** START Input material **

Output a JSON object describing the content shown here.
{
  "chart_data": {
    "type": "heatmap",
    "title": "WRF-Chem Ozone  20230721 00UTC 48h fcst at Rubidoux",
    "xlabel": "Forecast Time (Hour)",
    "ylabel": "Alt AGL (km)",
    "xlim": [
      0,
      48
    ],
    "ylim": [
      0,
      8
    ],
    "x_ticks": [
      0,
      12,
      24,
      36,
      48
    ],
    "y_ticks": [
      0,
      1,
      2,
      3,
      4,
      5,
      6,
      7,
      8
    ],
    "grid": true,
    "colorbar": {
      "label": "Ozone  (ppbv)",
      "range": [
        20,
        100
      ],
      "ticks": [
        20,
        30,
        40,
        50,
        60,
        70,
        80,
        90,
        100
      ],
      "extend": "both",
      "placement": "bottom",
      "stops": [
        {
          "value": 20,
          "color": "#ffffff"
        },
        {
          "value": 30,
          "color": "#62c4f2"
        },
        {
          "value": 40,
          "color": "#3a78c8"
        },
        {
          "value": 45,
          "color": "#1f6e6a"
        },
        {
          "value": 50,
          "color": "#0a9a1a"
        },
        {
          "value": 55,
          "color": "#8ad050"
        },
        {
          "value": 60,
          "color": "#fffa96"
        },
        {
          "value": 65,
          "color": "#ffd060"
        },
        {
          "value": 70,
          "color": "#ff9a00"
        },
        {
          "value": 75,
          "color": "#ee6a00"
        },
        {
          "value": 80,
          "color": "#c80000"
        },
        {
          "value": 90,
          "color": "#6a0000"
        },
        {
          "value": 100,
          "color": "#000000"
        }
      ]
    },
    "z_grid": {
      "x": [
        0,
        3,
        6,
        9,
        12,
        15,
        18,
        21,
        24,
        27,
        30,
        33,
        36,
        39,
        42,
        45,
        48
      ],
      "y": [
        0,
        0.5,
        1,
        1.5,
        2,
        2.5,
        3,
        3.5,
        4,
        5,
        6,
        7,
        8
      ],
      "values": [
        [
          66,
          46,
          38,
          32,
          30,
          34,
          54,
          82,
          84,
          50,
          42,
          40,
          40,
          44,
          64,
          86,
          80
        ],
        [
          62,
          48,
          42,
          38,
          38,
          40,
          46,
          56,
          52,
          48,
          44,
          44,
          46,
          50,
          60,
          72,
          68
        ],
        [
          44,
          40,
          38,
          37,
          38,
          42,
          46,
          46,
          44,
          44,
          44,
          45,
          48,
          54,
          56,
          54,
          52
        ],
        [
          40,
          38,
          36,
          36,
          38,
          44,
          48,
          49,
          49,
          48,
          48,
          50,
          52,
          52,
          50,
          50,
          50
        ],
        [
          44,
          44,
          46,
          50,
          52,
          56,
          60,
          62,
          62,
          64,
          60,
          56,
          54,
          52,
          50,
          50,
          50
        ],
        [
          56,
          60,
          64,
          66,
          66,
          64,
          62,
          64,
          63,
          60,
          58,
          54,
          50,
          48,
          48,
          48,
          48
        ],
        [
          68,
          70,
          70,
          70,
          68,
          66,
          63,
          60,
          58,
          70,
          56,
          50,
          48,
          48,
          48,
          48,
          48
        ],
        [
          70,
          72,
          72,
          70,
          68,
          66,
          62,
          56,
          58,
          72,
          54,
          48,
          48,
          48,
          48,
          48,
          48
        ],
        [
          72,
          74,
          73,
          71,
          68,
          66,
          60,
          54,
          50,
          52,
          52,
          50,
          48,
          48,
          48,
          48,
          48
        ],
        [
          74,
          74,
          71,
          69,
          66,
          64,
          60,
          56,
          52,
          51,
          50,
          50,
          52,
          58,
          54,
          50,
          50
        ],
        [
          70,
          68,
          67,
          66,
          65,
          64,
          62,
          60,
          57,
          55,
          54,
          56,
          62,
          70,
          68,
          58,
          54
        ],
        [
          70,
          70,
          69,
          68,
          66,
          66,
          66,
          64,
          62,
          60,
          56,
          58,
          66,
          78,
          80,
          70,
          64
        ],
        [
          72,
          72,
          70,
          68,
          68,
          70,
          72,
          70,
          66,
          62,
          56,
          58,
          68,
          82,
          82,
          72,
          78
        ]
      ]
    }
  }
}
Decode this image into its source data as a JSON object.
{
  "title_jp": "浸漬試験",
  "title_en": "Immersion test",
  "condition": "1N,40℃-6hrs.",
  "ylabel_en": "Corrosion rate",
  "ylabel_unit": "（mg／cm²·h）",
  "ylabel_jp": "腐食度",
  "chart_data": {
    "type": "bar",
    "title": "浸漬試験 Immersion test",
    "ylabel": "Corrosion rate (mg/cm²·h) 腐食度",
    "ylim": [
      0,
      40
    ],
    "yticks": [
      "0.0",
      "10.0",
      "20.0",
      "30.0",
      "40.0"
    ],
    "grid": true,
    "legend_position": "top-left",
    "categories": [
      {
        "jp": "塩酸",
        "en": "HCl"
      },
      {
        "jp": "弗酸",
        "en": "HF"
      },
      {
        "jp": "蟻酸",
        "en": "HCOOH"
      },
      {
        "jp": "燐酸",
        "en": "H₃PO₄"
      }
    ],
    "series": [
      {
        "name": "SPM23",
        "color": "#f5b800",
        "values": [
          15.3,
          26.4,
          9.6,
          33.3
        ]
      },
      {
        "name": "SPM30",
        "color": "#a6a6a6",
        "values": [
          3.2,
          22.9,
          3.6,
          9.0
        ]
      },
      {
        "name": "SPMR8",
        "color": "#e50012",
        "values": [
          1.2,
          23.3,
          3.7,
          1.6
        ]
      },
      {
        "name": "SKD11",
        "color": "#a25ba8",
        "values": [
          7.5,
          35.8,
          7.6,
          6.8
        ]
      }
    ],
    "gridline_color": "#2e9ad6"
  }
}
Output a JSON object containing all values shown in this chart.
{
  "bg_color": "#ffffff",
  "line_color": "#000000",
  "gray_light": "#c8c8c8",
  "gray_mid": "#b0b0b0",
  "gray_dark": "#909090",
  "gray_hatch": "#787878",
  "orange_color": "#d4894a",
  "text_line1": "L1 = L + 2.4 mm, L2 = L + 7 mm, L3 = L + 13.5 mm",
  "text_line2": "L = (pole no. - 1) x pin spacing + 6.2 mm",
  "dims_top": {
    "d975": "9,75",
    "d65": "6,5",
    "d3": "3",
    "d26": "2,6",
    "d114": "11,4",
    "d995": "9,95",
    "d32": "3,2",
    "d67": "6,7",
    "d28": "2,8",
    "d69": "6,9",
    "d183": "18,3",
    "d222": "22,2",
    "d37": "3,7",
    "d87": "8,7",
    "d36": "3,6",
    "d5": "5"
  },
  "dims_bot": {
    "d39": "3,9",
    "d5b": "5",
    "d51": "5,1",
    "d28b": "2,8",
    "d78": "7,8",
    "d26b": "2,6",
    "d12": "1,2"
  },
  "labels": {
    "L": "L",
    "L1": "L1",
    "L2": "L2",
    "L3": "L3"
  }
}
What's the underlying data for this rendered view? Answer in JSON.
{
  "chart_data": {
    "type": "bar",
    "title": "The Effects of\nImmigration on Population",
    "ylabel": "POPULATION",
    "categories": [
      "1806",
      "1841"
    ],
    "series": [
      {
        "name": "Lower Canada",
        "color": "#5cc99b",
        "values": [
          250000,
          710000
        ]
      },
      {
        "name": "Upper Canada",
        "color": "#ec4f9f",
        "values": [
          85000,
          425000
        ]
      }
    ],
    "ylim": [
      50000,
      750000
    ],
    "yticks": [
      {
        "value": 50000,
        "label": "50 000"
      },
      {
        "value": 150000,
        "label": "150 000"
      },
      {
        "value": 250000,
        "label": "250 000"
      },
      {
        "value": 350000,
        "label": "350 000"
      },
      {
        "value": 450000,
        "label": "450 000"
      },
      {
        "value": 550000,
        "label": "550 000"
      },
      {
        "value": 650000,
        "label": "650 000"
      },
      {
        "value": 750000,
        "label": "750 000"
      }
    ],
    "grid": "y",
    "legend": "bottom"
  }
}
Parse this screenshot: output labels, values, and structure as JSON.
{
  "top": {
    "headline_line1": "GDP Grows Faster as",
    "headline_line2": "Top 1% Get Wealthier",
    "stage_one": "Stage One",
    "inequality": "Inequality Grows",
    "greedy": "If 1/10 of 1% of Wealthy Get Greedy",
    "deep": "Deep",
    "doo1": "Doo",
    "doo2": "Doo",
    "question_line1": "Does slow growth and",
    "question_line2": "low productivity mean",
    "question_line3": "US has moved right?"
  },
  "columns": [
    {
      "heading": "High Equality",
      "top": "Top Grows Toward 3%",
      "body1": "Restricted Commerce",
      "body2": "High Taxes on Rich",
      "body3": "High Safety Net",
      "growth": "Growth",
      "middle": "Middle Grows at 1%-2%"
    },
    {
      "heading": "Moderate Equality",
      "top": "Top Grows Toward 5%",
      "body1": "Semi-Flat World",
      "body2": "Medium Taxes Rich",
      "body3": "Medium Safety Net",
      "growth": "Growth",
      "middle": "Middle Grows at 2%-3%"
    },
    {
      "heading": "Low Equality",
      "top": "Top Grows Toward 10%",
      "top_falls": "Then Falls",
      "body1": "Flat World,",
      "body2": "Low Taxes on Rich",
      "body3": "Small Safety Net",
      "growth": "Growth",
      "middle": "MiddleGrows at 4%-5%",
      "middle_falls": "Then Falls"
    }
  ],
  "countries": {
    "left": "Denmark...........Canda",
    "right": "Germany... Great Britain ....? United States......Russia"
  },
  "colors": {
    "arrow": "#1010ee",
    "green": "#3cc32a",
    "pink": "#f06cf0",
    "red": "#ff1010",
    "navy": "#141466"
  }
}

** END Input material **

What is asked ::
Where a line above contains the word "Falls", copy that line.

Answer below ::
      "top_falls": "Then Falls",
      "middle_falls": "Then Falls"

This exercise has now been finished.